# [BRIEF]
Return a copy of every line in the records that includes the word "text".

# [TASK DATA]
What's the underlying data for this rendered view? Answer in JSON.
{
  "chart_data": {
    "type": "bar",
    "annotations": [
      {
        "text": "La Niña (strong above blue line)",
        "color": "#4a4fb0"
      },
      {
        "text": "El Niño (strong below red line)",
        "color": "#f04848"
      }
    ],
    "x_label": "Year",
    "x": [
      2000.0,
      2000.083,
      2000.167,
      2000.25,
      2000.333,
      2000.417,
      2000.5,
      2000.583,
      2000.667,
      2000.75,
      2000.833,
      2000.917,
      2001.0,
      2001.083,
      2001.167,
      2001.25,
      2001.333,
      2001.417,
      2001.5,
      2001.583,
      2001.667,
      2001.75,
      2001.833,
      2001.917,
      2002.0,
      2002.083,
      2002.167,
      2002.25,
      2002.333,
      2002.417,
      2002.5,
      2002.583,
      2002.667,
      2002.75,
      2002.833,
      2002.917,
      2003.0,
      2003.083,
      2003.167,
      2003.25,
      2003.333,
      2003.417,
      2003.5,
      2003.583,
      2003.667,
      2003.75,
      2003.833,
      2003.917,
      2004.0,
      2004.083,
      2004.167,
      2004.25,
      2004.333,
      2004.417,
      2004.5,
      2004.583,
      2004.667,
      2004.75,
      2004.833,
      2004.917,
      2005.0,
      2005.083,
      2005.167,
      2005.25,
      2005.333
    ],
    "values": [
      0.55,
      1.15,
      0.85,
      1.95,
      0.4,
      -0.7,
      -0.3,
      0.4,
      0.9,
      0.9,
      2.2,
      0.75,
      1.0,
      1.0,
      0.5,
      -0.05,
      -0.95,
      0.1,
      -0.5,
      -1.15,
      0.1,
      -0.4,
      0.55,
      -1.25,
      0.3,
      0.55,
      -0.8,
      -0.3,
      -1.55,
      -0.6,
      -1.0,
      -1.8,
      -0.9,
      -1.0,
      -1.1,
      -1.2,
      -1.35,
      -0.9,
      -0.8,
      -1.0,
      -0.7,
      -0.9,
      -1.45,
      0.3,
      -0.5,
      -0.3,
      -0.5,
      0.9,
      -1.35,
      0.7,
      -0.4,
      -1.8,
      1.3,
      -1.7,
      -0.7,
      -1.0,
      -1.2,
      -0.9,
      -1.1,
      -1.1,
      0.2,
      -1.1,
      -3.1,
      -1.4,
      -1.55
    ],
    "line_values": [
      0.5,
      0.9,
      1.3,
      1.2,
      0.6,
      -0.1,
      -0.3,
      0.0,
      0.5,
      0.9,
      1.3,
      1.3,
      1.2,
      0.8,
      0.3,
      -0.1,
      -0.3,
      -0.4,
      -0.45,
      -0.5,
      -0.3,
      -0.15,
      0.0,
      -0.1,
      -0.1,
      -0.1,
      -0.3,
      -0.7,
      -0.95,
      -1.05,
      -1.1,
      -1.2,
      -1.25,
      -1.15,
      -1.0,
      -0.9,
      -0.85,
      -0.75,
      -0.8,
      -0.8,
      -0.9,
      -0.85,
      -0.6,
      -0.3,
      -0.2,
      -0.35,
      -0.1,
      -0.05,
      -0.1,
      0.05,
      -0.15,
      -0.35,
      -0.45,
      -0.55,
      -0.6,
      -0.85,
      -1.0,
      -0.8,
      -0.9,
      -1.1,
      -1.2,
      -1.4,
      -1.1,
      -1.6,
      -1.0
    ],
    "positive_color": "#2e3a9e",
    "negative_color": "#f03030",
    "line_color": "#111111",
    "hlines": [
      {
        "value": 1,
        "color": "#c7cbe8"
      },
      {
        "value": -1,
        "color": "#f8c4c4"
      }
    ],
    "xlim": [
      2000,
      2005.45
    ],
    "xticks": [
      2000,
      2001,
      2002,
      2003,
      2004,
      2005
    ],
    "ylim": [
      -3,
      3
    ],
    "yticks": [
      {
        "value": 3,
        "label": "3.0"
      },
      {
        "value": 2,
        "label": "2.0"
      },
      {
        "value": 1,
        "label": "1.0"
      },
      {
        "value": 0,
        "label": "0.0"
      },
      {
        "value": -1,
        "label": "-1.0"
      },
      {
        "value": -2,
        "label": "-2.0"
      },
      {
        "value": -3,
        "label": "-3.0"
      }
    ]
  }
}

# [SOLUTION TO THIS EXERCISE]
        "text": "La Niña (strong above blue line)",
        "text": "El Niño (strong below red line)",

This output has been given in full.